> **Source material**
=====
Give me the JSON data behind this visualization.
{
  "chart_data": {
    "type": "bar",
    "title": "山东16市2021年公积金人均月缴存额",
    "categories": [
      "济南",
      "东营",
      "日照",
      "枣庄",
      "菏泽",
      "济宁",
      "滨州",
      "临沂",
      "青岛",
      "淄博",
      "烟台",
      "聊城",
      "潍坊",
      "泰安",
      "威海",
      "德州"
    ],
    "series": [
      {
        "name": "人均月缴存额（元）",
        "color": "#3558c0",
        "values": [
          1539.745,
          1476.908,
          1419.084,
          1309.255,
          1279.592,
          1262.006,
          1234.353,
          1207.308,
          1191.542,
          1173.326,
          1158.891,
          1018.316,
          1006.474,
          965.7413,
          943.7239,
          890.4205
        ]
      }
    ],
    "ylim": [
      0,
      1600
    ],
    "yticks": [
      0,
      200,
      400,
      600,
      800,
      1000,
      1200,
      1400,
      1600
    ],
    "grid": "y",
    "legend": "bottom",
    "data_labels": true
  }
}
=====
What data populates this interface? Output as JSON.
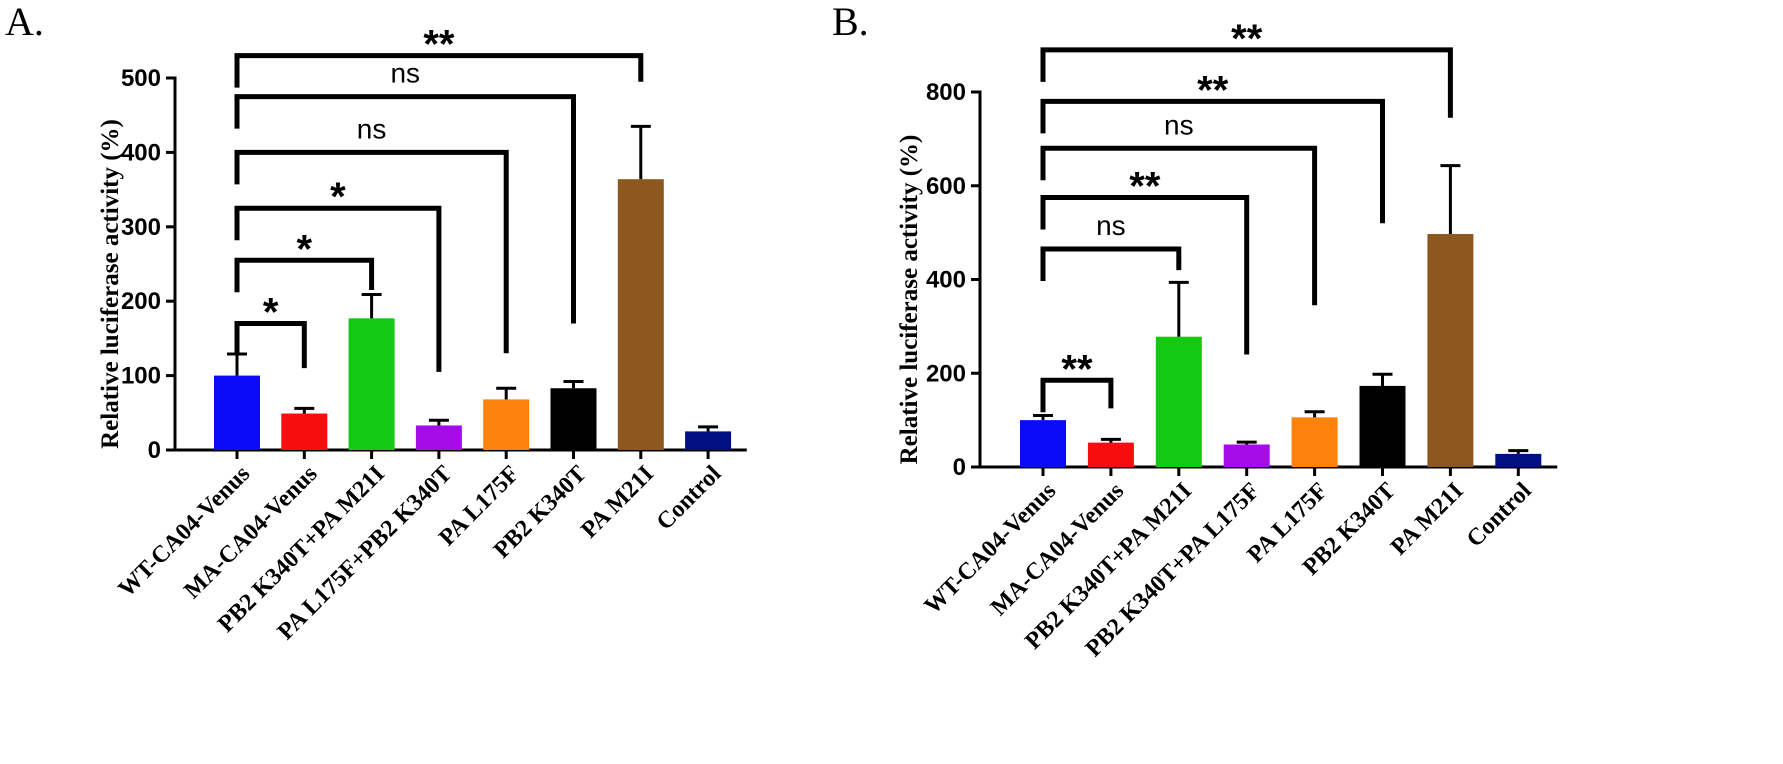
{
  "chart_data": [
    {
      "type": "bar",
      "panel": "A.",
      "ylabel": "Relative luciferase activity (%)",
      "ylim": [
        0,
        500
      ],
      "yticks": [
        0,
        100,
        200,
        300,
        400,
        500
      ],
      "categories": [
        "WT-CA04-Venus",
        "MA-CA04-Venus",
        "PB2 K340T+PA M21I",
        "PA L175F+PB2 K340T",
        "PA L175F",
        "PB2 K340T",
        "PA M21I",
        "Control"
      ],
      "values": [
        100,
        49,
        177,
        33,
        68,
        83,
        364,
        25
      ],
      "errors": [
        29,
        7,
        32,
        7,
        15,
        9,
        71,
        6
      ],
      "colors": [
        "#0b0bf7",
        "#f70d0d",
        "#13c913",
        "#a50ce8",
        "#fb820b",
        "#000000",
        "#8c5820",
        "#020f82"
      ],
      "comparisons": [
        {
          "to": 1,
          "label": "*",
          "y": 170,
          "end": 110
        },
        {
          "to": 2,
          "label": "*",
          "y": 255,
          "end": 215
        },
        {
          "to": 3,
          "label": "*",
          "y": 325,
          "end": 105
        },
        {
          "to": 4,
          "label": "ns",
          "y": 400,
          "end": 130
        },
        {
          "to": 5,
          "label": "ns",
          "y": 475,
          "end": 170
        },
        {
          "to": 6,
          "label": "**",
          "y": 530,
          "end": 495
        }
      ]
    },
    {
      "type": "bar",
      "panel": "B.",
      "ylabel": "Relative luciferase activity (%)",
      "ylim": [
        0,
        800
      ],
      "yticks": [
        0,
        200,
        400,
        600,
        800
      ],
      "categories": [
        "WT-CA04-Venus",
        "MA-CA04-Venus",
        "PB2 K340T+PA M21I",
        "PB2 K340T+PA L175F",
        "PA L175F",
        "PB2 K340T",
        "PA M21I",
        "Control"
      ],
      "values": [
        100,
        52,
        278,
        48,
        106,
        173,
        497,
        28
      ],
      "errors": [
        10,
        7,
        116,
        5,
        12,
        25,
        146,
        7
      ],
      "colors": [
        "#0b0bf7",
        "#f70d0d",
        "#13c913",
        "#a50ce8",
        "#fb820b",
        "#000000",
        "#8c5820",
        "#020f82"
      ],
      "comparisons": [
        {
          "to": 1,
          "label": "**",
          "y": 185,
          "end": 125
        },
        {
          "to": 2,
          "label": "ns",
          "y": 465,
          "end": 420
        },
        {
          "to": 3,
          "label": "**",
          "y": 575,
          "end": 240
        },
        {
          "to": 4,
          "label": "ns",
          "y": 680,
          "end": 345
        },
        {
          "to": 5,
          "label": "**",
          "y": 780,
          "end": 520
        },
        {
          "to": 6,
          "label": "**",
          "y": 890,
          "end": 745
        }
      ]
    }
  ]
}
=====
> **The exercise**
Looking at the entries above, how many lines contain the word "JSON"? Answer with the number alone.

> **Output for this exercise**
2